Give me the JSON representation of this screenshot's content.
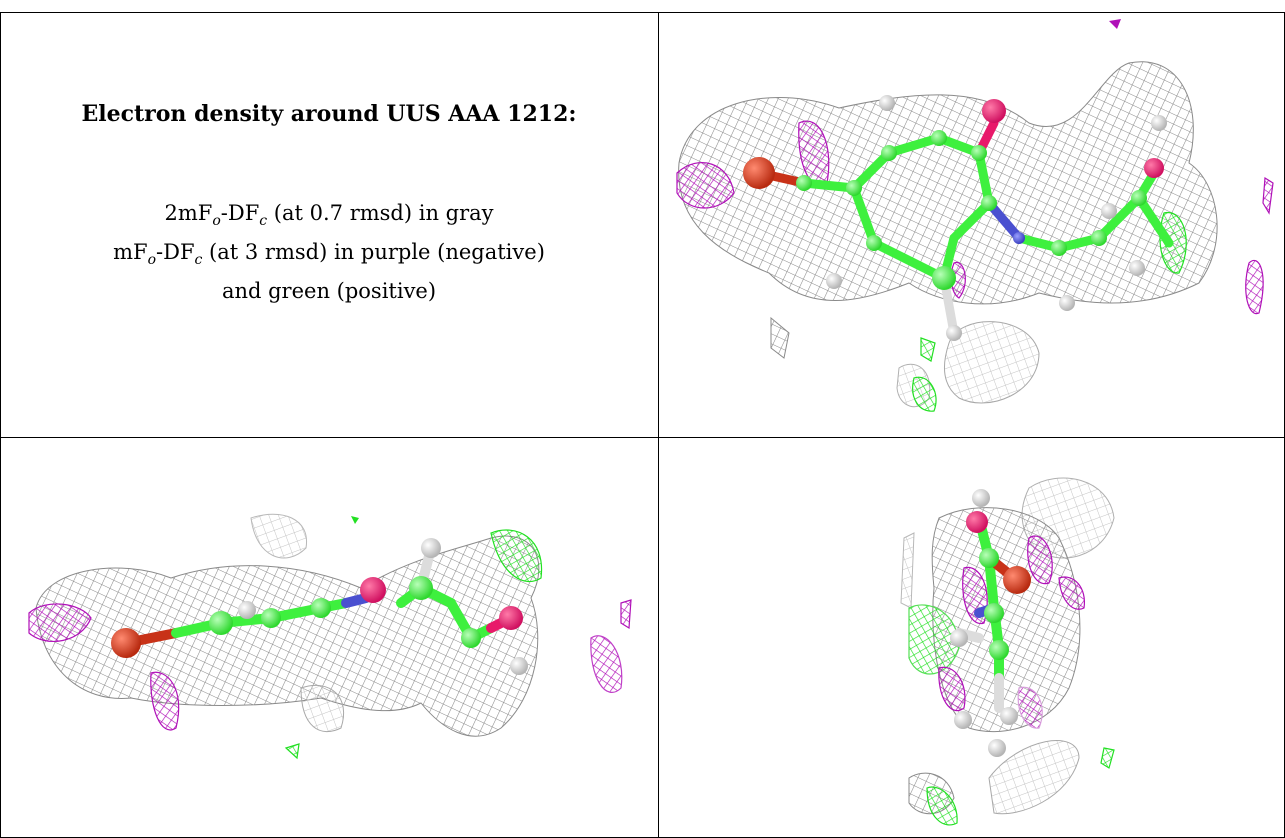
{
  "caption": {
    "title": "Electron density around UUS AAA 1212:",
    "line1_prefix": "2mF",
    "line1_sub_o": "o",
    "line1_mid": "-DF",
    "line1_sub_c": "c",
    "line1_suffix": " (at 0.7 rmsd) in gray",
    "line2_prefix": "mF",
    "line2_sub_o": "o",
    "line2_mid": "-DF",
    "line2_sub_c": "c",
    "line2_suffix": " (at 3 rmsd) in purple (negative)",
    "line3": "and green (positive)"
  },
  "colors": {
    "gray_mesh": "#8a8a8a",
    "purple_mesh": "#b010b8",
    "green_mesh": "#22e022",
    "carbon": "#3ef03e",
    "oxygen_red": "#c83218",
    "oxygen_pink": "#e8196a",
    "nitrogen": "#4a50d0",
    "hydrogen": "#dcdcdc"
  },
  "panels": [
    {
      "name": "view-top-right"
    },
    {
      "name": "view-bottom-left"
    },
    {
      "name": "view-bottom-right"
    }
  ]
}
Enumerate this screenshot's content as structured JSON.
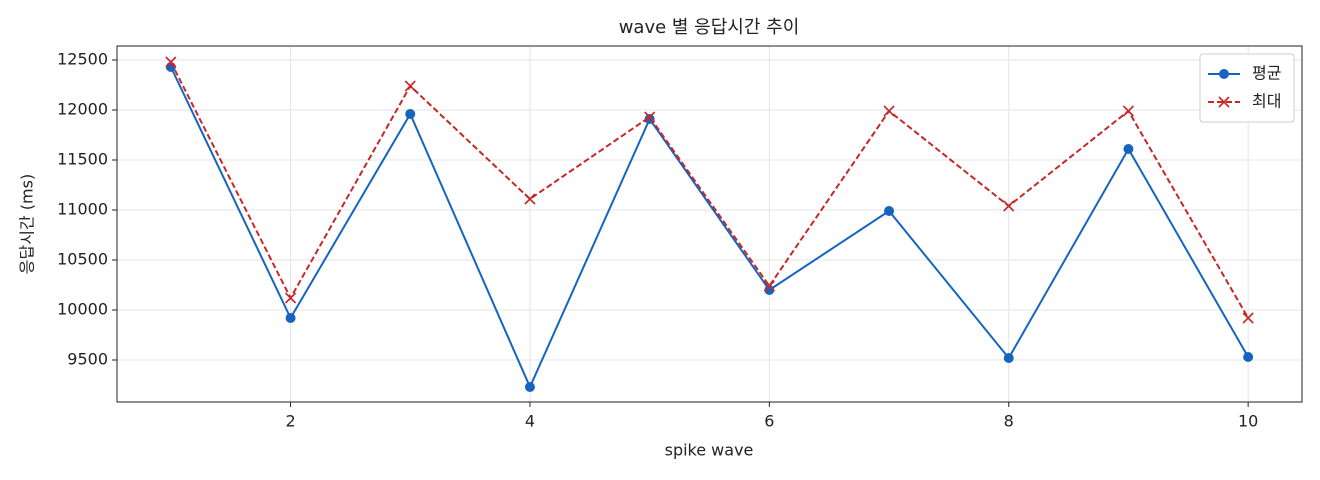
{
  "chart_data": {
    "type": "line",
    "title": "wave 별 응답시간 추이",
    "x_label": "spike wave",
    "y_label": "응답시간 (ms)",
    "x": [
      1,
      2,
      3,
      4,
      5,
      6,
      7,
      8,
      9,
      10
    ],
    "series": [
      {
        "name": "평균",
        "color": "#1565c0",
        "line_style": "solid",
        "marker": "circle",
        "values": [
          12430,
          9920,
          11960,
          9230,
          11910,
          10200,
          10990,
          9520,
          11610,
          9530
        ]
      },
      {
        "name": "최대",
        "color": "#c62828",
        "line_style": "dashed",
        "marker": "x",
        "values": [
          12480,
          10120,
          12240,
          11110,
          11930,
          10240,
          11990,
          11040,
          11990,
          9920
        ]
      }
    ],
    "xlim": [
      0.55,
      10.45
    ],
    "xticks": [
      2,
      4,
      6,
      8,
      10
    ],
    "ylim": [
      9080,
      12640
    ],
    "yticks": [
      9500,
      10000,
      10500,
      11000,
      11500,
      12000,
      12500
    ],
    "grid": true,
    "legend": "upper right"
  }
}
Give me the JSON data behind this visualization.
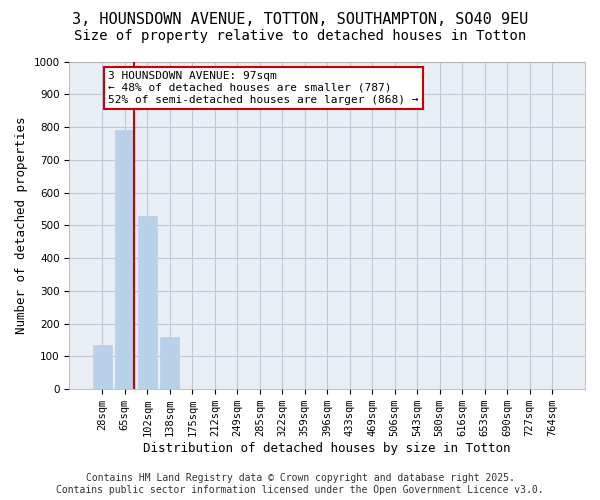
{
  "title_line1": "3, HOUNSDOWN AVENUE, TOTTON, SOUTHAMPTON, SO40 9EU",
  "title_line2": "Size of property relative to detached houses in Totton",
  "xlabel": "Distribution of detached houses by size in Totton",
  "ylabel": "Number of detached properties",
  "categories": [
    "28sqm",
    "65sqm",
    "102sqm",
    "138sqm",
    "175sqm",
    "212sqm",
    "249sqm",
    "285sqm",
    "322sqm",
    "359sqm",
    "396sqm",
    "433sqm",
    "469sqm",
    "506sqm",
    "543sqm",
    "580sqm",
    "616sqm",
    "653sqm",
    "690sqm",
    "727sqm",
    "764sqm"
  ],
  "bar_heights": [
    135,
    790,
    530,
    160,
    0,
    0,
    0,
    0,
    0,
    0,
    0,
    0,
    0,
    0,
    0,
    0,
    0,
    0,
    0,
    0,
    0
  ],
  "bar_color": "#b8d0e8",
  "bar_edge_color": "#b8d0e8",
  "grid_color": "#c0c8d8",
  "background_color": "#e8eef4",
  "vline_color": "#cc0000",
  "vline_pos": 1.425,
  "ylim": [
    0,
    1000
  ],
  "yticks": [
    0,
    100,
    200,
    300,
    400,
    500,
    600,
    700,
    800,
    900,
    1000
  ],
  "annotation_text": "3 HOUNSDOWN AVENUE: 97sqm\n← 48% of detached houses are smaller (787)\n52% of semi-detached houses are larger (868) →",
  "annotation_box_color": "#cc0000",
  "footer_text": "Contains HM Land Registry data © Crown copyright and database right 2025.\nContains public sector information licensed under the Open Government Licence v3.0.",
  "fig_bg_color": "#ffffff",
  "title_fontsize": 11,
  "subtitle_fontsize": 10,
  "annotation_fontsize": 8,
  "tick_fontsize": 7.5,
  "label_fontsize": 9,
  "footer_fontsize": 7
}
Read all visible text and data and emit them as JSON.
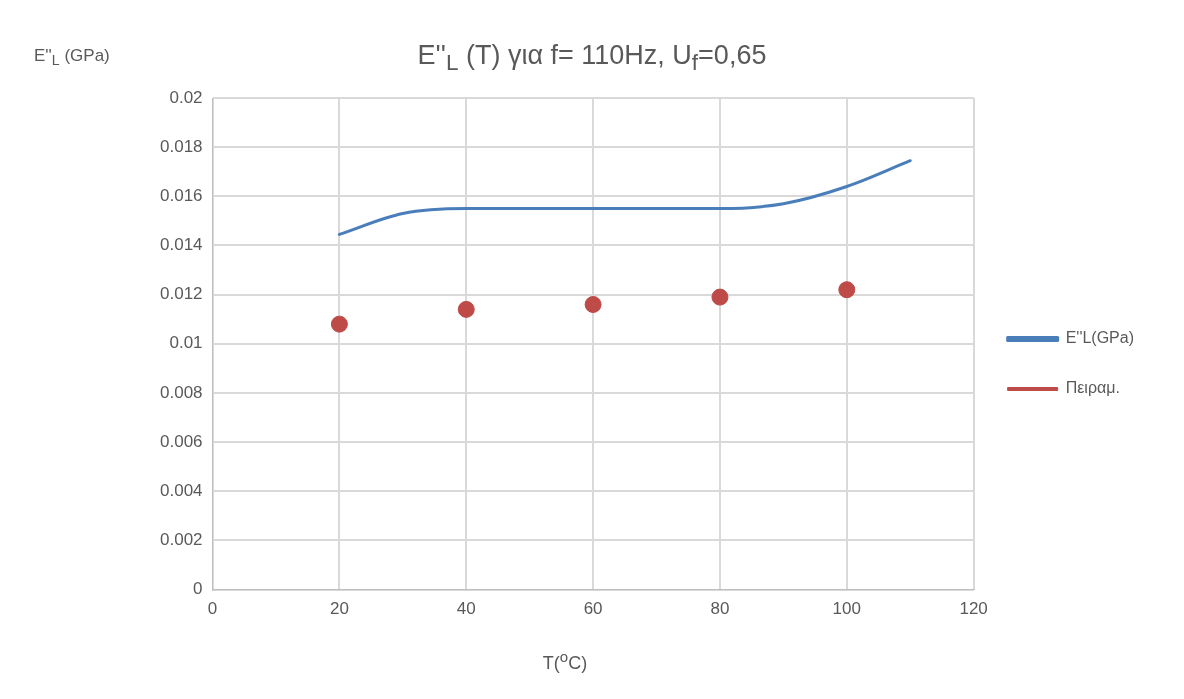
{
  "chart_data": {
    "type": "line",
    "title": "E''$_{L}$ (T) για f= 110Hz, U$_{f}$=0,65",
    "xlabel": "T($^{o}$C)",
    "ylabel": "E''$_{L}$ (GPa)",
    "xlim": [
      0,
      120
    ],
    "xticks": [
      0,
      20,
      40,
      60,
      80,
      100,
      120
    ],
    "ylim": [
      0,
      0.02
    ],
    "yticks": [
      0,
      0.002,
      0.004,
      0.006,
      0.008,
      0.01,
      0.012,
      0.014,
      0.016,
      0.018,
      0.02
    ],
    "grid": true,
    "legend": "right",
    "series": [
      {
        "name": "E''L(GPa)",
        "color": "#4a7ebb",
        "marker": "none",
        "x": [
          20,
          30,
          40,
          50,
          60,
          70,
          80,
          90,
          100,
          110
        ],
        "values": [
          0.01445,
          0.0153,
          0.0155,
          0.0155,
          0.0155,
          0.0155,
          0.0155,
          0.0157,
          0.0164,
          0.01745
        ]
      },
      {
        "name": "Πειραμ.",
        "type": "scatter",
        "color": "#be4b48",
        "marker": "circle",
        "x": [
          20,
          40,
          60,
          80,
          100
        ],
        "values": [
          0.0108,
          0.0114,
          0.0116,
          0.0119,
          0.0122
        ]
      }
    ]
  }
}
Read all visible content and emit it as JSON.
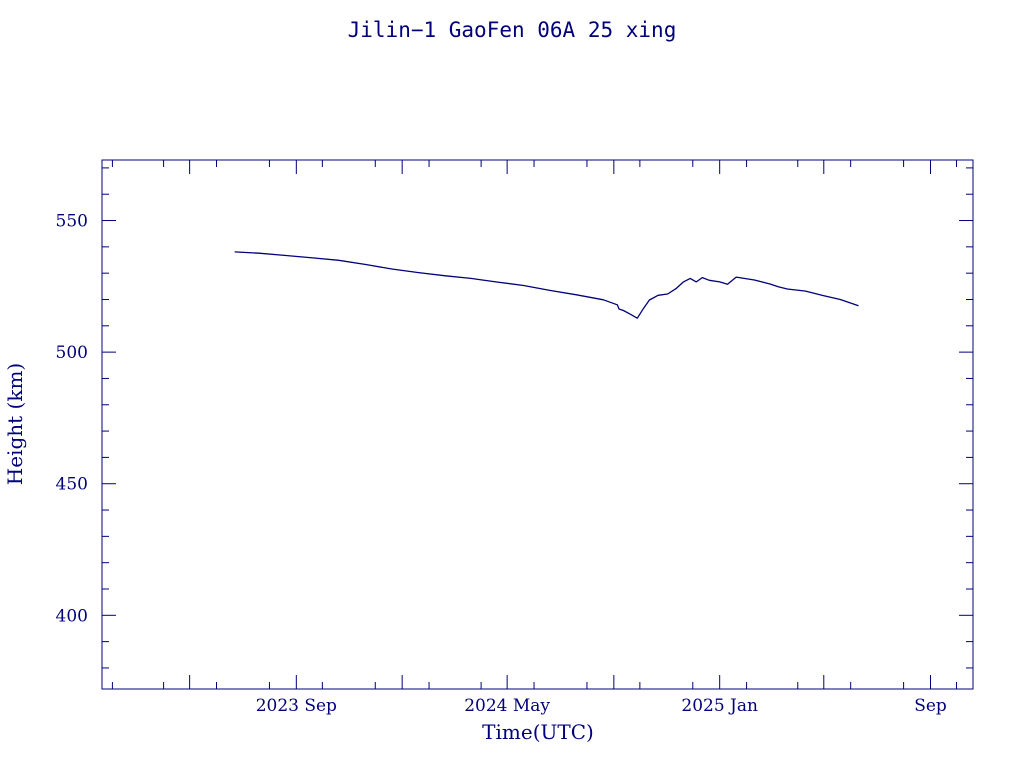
{
  "chart_data": {
    "type": "line",
    "title": "Jilin−1 GaoFen 06A 25 xing",
    "xlabel": "Time(UTC)",
    "ylabel": "Height (km)",
    "x_ticks": [
      "2023 Sep",
      "2024 May",
      "2025 Jan",
      "Sep"
    ],
    "y_ticks": [
      400,
      450,
      500,
      550
    ],
    "xlim": [
      "2023-01-20",
      "2025-10-20"
    ],
    "ylim": [
      372,
      573
    ],
    "grid": false,
    "series": [
      {
        "color": "#00007a",
        "x": [
          "2023-06-22",
          "2023-07-20",
          "2023-08-20",
          "2023-09-20",
          "2023-10-20",
          "2023-11-20",
          "2023-12-20",
          "2024-01-20",
          "2024-02-20",
          "2024-03-20",
          "2024-04-20",
          "2024-05-20",
          "2024-06-20",
          "2024-07-20",
          "2024-08-20",
          "2024-09-05",
          "2024-09-07",
          "2024-09-12",
          "2024-09-20",
          "2024-09-28",
          "2024-10-05",
          "2024-10-12",
          "2024-10-22",
          "2024-11-02",
          "2024-11-12",
          "2024-11-20",
          "2024-11-28",
          "2024-12-05",
          "2024-12-12",
          "2024-12-20",
          "2025-01-01",
          "2025-01-10",
          "2025-01-20",
          "2025-02-10",
          "2025-02-28",
          "2025-03-10",
          "2025-03-20",
          "2025-04-10",
          "2025-04-30",
          "2025-05-20",
          "2025-06-10"
        ],
        "values": [
          538.1,
          537.6,
          536.7,
          535.8,
          534.9,
          533.3,
          531.6,
          530.2,
          529.0,
          528.0,
          526.6,
          525.3,
          523.4,
          521.8,
          519.9,
          518.0,
          516.4,
          515.8,
          514.4,
          512.9,
          516.5,
          519.8,
          521.6,
          522.1,
          524.2,
          526.6,
          528.0,
          526.7,
          528.3,
          527.3,
          526.7,
          525.8,
          528.5,
          527.4,
          525.9,
          524.8,
          524.0,
          523.2,
          521.5,
          520.0,
          517.6
        ]
      }
    ]
  }
}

--------

→ What you will do
Except for the pictures, copy every line of the records above exactly.

→ Task response
Give me the JSON representation of this screenshot's content.
{
  "caption": {
    "title": "Electron density around UUS AAA 1212:",
    "line1_prefix": "2mF",
    "line1_sub_o": "o",
    "line1_mid": "-DF",
    "line1_sub_c": "c",
    "line1_suffix": " (at 0.7 rmsd) in gray",
    "line2_prefix": "mF",
    "line2_sub_o": "o",
    "line2_mid": "-DF",
    "line2_sub_c": "c",
    "line2_suffix": " (at 3 rmsd) in purple (negative)",
    "line3": "and green (positive)"
  },
  "colors": {
    "gray_mesh": "#8a8a8a",
    "purple_mesh": "#b010b8",
    "green_mesh": "#22e022",
    "carbon": "#3ef03e",
    "oxygen_red": "#c83218",
    "oxygen_pink": "#e8196a",
    "nitrogen": "#4a50d0",
    "hydrogen": "#dcdcdc"
  },
  "panels": [
    {
      "name": "view-top-right"
    },
    {
      "name": "view-bottom-left"
    },
    {
      "name": "view-bottom-right"
    }
  ]
}
Enumerate this screenshot's content as structured JSON.
{
  "chart_data": {
    "type": "line",
    "title": "wave 별 응답시간 추이",
    "x_label": "spike wave",
    "y_label": "응답시간 (ms)",
    "x": [
      1,
      2,
      3,
      4,
      5,
      6,
      7,
      8,
      9,
      10
    ],
    "series": [
      {
        "name": "평균",
        "color": "#1565c0",
        "line_style": "solid",
        "marker": "circle",
        "values": [
          12430,
          9920,
          11960,
          9230,
          11910,
          10200,
          10990,
          9520,
          11610,
          9530
        ]
      },
      {
        "name": "최대",
        "color": "#c62828",
        "line_style": "dashed",
        "marker": "x",
        "values": [
          12480,
          10120,
          12240,
          11110,
          11930,
          10240,
          11990,
          11040,
          11990,
          9920
        ]
      }
    ],
    "xlim": [
      0.55,
      10.45
    ],
    "xticks": [
      2,
      4,
      6,
      8,
      10
    ],
    "ylim": [
      9080,
      12640
    ],
    "yticks": [
      9500,
      10000,
      10500,
      11000,
      11500,
      12000,
      12500
    ],
    "grid": true,
    "legend": "upper right"
  }
}
Give me the JSON data behind this visualization.
{
  "title_line1": "3, HOUNSDOWN AVENUE, TOTTON, SOUTHAMPTON, SO40 9EU",
  "title_line2": "Size of property relative to detached houses in Totton",
  "xlabel": "Distribution of detached houses by size in Totton",
  "ylabel": "Number of detached properties",
  "categories": [
    "28sqm",
    "65sqm",
    "102sqm",
    "138sqm",
    "175sqm",
    "212sqm",
    "249sqm",
    "285sqm",
    "322sqm",
    "359sqm",
    "396sqm",
    "433sqm",
    "469sqm",
    "506sqm",
    "543sqm",
    "580sqm",
    "616sqm",
    "653sqm",
    "690sqm",
    "727sqm",
    "764sqm"
  ],
  "bar_heights": [
    135,
    790,
    530,
    160,
    0,
    0,
    0,
    0,
    0,
    0,
    0,
    0,
    0,
    0,
    0,
    0,
    0,
    0,
    0,
    0,
    0
  ],
  "bar_color": "#b8d0e8",
  "bar_edge_color": "#b8d0e8",
  "grid_color": "#c0c8d8",
  "background_color": "#e8eef4",
  "vline_color": "#cc0000",
  "vline_pos": 1.425,
  "ylim": [
    0,
    1000
  ],
  "yticks": [
    0,
    100,
    200,
    300,
    400,
    500,
    600,
    700,
    800,
    900,
    1000
  ],
  "annotation_text": "3 HOUNSDOWN AVENUE: 97sqm\n← 48% of detached houses are smaller (787)\n52% of semi-detached houses are larger (868) →",
  "annotation_box_color": "#cc0000",
  "footer_text": "Contains HM Land Registry data © Crown copyright and database right 2025.\nContains public sector information licensed under the Open Government Licence v3.0.",
  "fig_bg_color": "#ffffff",
  "title_fontsize": 11,
  "subtitle_fontsize": 10,
  "annotation_fontsize": 8,
  "tick_fontsize": 7.5,
  "label_fontsize": 9,
  "footer_fontsize": 7
}
Read all visible text and data and emit them as JSON.
{
  "chart_data": {
    "type": "line",
    "title": "E''$_{L}$ (T) για f= 110Hz, U$_{f}$=0,65",
    "xlabel": "T($^{o}$C)",
    "ylabel": "E''$_{L}$ (GPa)",
    "xlim": [
      0,
      120
    ],
    "xticks": [
      0,
      20,
      40,
      60,
      80,
      100,
      120
    ],
    "ylim": [
      0,
      0.02
    ],
    "yticks": [
      0,
      0.002,
      0.004,
      0.006,
      0.008,
      0.01,
      0.012,
      0.014,
      0.016,
      0.018,
      0.02
    ],
    "grid": true,
    "legend": "right",
    "series": [
      {
        "name": "E''L(GPa)",
        "color": "#4a7ebb",
        "marker": "none",
        "x": [
          20,
          30,
          40,
          50,
          60,
          70,
          80,
          90,
          100,
          110
        ],
        "values": [
          0.01445,
          0.0153,
          0.0155,
          0.0155,
          0.0155,
          0.0155,
          0.0155,
          0.0157,
          0.0164,
          0.01745
        ]
      },
      {
        "name": "Πειραμ.",
        "type": "scatter",
        "color": "#be4b48",
        "marker": "circle",
        "x": [
          20,
          40,
          60,
          80,
          100
        ],
        "values": [
          0.0108,
          0.0114,
          0.0116,
          0.0119,
          0.0122
        ]
      }
    ]
  }
}
Read all visible content and emit it as JSON.
{
  "chart_data": {
    "type": "line",
    "title": "Jilin−1 GaoFen 06A 25 xing",
    "xlabel": "Time(UTC)",
    "ylabel": "Height (km)",
    "x_ticks": [
      "2023 Sep",
      "2024 May",
      "2025 Jan",
      "Sep"
    ],
    "y_ticks": [
      400,
      450,
      500,
      550
    ],
    "xlim": [
      "2023-01-20",
      "2025-10-20"
    ],
    "ylim": [
      372,
      573
    ],
    "grid": false,
    "series": [
      {
        "color": "#00007a",
        "x": [
          "2023-06-22",
          "2023-07-20",
          "2023-08-20",
          "2023-09-20",
          "2023-10-20",
          "2023-11-20",
          "2023-12-20",
          "2024-01-20",
          "2024-02-20",
          "2024-03-20",
          "2024-04-20",
          "2024-05-20",
          "2024-06-20",
          "2024-07-20",
          "2024-08-20",
          "2024-09-05",
          "2024-09-07",
          "2024-09-12",
          "2024-09-20",
          "2024-09-28",
          "2024-10-05",
          "2024-10-12",
          "2024-10-22",
          "2024-11-02",
          "2024-11-12",
          "2024-11-20",
          "2024-11-28",
          "2024-12-05",
          "2024-12-12",
          "2024-12-20",
          "2025-01-01",
          "2025-01-10",
          "2025-01-20",
          "2025-02-10",
          "2025-02-28",
          "2025-03-10",
          "2025-03-20",
          "2025-04-10",
          "2025-04-30",
          "2025-05-20",
          "2025-06-10"
        ],
        "values": [
          538.1,
          537.6,
          536.7,
          535.8,
          534.9,
          533.3,
          531.6,
          530.2,
          529.0,
          528.0,
          526.6,
          525.3,
          523.4,
          521.8,
          519.9,
          518.0,
          516.4,
          515.8,
          514.4,
          512.9,
          516.5,
          519.8,
          521.6,
          522.1,
          524.2,
          526.6,
          528.0,
          526.7,
          528.3,
          527.3,
          526.7,
          525.8,
          528.5,
          527.4,
          525.9,
          524.8,
          524.0,
          523.2,
          521.5,
          520.0,
          517.6
        ]
      }
    ]
  }
}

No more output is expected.